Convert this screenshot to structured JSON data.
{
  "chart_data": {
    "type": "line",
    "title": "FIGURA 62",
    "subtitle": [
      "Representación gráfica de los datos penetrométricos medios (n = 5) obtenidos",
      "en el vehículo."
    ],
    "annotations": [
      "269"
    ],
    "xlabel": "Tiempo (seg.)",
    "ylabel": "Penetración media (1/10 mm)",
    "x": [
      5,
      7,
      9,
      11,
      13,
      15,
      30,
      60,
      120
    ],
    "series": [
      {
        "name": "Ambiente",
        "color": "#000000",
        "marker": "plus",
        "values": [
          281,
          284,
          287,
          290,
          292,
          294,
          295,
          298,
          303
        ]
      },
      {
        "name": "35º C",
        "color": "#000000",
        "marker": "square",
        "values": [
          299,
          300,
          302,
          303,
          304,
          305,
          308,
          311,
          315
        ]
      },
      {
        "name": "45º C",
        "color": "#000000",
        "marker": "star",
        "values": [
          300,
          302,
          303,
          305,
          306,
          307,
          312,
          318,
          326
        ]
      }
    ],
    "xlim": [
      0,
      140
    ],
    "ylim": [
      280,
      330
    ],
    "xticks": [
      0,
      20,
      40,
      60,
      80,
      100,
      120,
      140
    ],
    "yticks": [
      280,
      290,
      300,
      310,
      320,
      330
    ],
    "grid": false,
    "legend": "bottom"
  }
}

▸ **TASK DESCRIPTION**
Extract each record, keeping it identical to the original.

▸ **TASK OUTPUT**
Convert this screenshot to structured JSON data.
{
  "chart_data": {
    "type": "line",
    "title": "FIGURA 62",
    "subtitle": [
      "Representación gráfica de los datos penetrométricos medios (n = 5) obtenidos",
      "en el vehículo."
    ],
    "annotations": [
      "269"
    ],
    "xlabel": "Tiempo (seg.)",
    "ylabel": "Penetración media (1/10 mm)",
    "x": [
      5,
      7,
      9,
      11,
      13,
      15,
      30,
      60,
      120
    ],
    "series": [
      {
        "name": "Ambiente",
        "color": "#000000",
        "marker": "plus",
        "values": [
          281,
          284,
          287,
          290,
          292,
          294,
          295,
          298,
          303
        ]
      },
      {
        "name": "35º C",
        "color": "#000000",
        "marker": "square",
        "values": [
          299,
          300,
          302,
          303,
          304,
          305,
          308,
          311,
          315
        ]
      },
      {
        "name": "45º C",
        "color": "#000000",
        "marker": "star",
        "values": [
          300,
          302,
          303,
          305,
          306,
          307,
          312,
          318,
          326
        ]
      }
    ],
    "xlim": [
      0,
      140
    ],
    "ylim": [
      280,
      330
    ],
    "xticks": [
      0,
      20,
      40,
      60,
      80,
      100,
      120,
      140
    ],
    "yticks": [
      280,
      290,
      300,
      310,
      320,
      330
    ],
    "grid": false,
    "legend": "bottom"
  }
}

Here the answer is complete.